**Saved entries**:
==*==

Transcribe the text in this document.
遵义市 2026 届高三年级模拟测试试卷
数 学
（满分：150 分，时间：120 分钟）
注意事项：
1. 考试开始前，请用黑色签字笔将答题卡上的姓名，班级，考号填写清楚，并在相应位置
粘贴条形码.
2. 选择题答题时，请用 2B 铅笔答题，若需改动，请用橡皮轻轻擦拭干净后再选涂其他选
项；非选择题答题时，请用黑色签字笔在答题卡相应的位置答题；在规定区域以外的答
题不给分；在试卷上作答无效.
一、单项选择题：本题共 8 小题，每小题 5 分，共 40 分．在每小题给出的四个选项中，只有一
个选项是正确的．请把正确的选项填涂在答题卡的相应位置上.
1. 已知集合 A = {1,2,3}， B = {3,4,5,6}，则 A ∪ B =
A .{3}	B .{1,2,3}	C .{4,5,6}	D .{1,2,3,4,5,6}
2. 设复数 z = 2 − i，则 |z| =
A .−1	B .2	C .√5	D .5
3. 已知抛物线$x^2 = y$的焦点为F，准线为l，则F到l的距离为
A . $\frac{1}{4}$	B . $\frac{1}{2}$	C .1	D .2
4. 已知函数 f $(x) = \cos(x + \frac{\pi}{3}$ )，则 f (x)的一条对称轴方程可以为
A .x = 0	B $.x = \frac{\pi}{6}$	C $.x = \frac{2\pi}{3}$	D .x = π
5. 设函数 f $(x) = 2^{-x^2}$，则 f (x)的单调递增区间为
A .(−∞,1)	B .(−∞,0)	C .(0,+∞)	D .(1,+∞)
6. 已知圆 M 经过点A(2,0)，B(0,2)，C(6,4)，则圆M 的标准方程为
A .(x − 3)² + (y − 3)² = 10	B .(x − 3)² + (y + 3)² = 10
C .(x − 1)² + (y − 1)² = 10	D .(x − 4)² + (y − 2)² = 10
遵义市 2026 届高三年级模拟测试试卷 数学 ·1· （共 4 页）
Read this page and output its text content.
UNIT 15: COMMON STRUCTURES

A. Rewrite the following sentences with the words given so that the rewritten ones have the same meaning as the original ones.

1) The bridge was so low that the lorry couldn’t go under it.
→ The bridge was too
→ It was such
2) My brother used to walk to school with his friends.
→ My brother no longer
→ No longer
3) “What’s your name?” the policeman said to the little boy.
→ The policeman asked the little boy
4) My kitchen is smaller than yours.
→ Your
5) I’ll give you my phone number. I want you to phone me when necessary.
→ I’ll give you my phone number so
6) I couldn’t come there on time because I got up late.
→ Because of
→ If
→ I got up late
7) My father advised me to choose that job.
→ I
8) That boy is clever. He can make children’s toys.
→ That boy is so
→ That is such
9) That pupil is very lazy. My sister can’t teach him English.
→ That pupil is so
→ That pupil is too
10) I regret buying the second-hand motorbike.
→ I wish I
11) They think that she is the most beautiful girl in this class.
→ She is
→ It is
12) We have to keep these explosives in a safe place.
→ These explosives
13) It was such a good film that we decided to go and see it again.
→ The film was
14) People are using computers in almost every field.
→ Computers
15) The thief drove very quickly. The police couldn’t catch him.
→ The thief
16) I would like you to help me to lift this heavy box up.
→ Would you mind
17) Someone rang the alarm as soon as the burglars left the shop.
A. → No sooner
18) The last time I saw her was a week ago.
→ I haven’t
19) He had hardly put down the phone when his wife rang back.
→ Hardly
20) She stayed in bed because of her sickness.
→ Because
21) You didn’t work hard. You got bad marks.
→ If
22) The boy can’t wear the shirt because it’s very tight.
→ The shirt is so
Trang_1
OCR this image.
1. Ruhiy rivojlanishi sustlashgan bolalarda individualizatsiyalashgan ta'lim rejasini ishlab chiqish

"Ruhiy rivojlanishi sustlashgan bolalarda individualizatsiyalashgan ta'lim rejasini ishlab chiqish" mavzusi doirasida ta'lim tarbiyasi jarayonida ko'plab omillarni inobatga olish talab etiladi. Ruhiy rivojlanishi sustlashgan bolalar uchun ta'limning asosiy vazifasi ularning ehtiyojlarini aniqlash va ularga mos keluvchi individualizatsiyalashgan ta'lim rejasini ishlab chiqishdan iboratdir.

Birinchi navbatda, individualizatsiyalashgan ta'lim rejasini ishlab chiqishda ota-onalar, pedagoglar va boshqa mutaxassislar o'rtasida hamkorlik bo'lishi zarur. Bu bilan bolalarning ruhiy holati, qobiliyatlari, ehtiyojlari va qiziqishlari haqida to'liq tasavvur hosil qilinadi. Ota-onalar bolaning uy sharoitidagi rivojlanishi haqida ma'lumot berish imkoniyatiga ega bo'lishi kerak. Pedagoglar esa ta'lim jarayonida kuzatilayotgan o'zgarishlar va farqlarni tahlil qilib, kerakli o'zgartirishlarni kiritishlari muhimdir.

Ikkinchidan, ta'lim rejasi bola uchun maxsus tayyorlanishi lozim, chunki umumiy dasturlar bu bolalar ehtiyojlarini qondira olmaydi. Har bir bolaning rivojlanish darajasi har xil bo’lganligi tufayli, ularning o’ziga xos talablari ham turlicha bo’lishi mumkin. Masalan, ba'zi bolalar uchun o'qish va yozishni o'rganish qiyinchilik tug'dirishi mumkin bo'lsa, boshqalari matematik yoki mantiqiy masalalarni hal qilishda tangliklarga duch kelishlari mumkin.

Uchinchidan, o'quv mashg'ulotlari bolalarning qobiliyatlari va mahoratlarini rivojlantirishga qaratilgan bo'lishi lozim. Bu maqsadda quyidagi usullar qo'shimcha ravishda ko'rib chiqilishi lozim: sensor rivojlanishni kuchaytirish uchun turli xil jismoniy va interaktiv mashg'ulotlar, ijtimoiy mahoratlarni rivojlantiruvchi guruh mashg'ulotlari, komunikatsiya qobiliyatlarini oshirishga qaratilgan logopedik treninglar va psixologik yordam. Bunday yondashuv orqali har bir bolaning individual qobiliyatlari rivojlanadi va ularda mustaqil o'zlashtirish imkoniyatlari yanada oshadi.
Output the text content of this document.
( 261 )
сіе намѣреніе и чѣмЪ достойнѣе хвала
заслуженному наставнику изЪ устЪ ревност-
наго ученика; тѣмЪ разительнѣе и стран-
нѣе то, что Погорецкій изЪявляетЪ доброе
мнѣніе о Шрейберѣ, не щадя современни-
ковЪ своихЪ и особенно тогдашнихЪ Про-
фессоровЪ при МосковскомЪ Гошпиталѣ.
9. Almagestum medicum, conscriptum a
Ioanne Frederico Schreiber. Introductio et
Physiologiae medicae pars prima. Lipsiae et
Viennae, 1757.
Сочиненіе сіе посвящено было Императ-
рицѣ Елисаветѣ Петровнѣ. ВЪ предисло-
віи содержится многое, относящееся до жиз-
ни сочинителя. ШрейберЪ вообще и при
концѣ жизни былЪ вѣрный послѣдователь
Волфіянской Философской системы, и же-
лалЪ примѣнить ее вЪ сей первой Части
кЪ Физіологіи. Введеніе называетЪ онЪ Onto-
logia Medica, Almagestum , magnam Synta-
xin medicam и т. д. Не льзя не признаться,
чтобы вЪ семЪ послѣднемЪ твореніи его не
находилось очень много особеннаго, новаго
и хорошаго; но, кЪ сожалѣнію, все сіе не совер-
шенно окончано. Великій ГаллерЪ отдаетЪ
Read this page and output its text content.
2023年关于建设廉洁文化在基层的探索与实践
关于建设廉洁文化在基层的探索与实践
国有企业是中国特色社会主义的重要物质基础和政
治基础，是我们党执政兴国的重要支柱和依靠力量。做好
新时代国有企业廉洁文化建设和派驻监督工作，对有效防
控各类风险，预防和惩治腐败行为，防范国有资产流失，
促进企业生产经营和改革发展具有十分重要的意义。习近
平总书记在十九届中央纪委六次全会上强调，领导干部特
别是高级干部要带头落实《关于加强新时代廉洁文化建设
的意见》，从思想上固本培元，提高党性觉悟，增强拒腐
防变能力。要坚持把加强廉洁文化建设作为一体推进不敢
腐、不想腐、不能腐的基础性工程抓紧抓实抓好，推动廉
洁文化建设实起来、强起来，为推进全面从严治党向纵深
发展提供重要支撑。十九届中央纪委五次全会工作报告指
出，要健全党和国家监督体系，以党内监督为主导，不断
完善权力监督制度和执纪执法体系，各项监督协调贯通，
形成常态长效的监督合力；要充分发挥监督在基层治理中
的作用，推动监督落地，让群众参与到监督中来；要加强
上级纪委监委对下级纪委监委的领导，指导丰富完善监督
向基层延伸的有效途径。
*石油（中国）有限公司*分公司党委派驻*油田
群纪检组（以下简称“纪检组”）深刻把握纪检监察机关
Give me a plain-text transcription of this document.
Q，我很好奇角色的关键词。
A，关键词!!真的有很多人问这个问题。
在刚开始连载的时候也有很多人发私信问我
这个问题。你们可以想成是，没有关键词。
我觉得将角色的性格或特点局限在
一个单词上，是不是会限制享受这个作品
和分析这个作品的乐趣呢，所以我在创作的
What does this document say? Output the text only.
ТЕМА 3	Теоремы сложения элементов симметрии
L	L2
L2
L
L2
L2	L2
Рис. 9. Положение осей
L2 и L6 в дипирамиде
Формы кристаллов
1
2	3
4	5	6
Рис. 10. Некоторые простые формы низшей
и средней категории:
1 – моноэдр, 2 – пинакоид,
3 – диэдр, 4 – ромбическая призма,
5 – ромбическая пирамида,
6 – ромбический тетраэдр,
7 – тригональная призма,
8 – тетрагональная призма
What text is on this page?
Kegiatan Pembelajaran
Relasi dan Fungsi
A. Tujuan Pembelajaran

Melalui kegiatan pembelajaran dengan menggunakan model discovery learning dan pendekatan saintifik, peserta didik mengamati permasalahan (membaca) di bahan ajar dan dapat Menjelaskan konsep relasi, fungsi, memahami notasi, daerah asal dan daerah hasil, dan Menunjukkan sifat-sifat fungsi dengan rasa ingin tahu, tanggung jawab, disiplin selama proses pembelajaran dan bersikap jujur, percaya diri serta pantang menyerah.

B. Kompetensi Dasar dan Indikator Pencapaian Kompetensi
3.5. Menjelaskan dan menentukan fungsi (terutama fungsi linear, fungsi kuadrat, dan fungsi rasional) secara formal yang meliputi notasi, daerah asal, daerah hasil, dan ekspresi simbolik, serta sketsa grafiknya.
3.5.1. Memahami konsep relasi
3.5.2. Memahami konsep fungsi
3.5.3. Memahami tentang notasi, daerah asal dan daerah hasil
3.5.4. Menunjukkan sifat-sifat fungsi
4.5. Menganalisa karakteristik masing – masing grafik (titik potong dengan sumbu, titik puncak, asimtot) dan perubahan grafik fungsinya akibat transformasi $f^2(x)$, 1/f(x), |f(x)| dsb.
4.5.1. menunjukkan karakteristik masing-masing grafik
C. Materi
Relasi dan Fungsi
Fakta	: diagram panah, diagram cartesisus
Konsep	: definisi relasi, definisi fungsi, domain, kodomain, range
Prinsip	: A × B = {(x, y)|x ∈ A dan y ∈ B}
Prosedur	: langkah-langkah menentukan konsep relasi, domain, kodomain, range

==*==

**Problem to solve**:
Repeat word for word the lines running from the line containing "What text is on this page?" to the end of the entries above, inclusive.

**Answer**:
What text is on this page?
Kegiatan Pembelajaran
Relasi dan Fungsi
A. Tujuan Pembelajaran

Melalui kegiatan pembelajaran dengan menggunakan model discovery learning dan pendekatan saintifik, peserta didik mengamati permasalahan (membaca) di bahan ajar dan dapat Menjelaskan konsep relasi, fungsi, memahami notasi, daerah asal dan daerah hasil, dan Menunjukkan sifat-sifat fungsi dengan rasa ingin tahu, tanggung jawab, disiplin selama proses pembelajaran dan bersikap jujur, percaya diri serta pantang menyerah.

B. Kompetensi Dasar dan Indikator Pencapaian Kompetensi
3.5. Menjelaskan dan menentukan fungsi (terutama fungsi linear, fungsi kuadrat, dan fungsi rasional) secara formal yang meliputi notasi, daerah asal, daerah hasil, dan ekspresi simbolik, serta sketsa grafiknya.
3.5.1. Memahami konsep relasi
3.5.2. Memahami konsep fungsi
3.5.3. Memahami tentang notasi, daerah asal dan daerah hasil
3.5.4. Menunjukkan sifat-sifat fungsi
4.5. Menganalisa karakteristik masing – masing grafik (titik potong dengan sumbu, titik puncak, asimtot) dan perubahan grafik fungsinya akibat transformasi $f^2(x)$, 1/f(x), |f(x)| dsb.
4.5.1. menunjukkan karakteristik masing-masing grafik
C. Materi
Relasi dan Fungsi
Fakta	: diagram panah, diagram cartesisus
Konsep	: definisi relasi, definisi fungsi, domain, kodomain, range
Prinsip	: A × B = {(x, y)|x ∈ A dan y ∈ B}
Prosedur	: langkah-langkah menentukan konsep relasi, domain, kodomain, range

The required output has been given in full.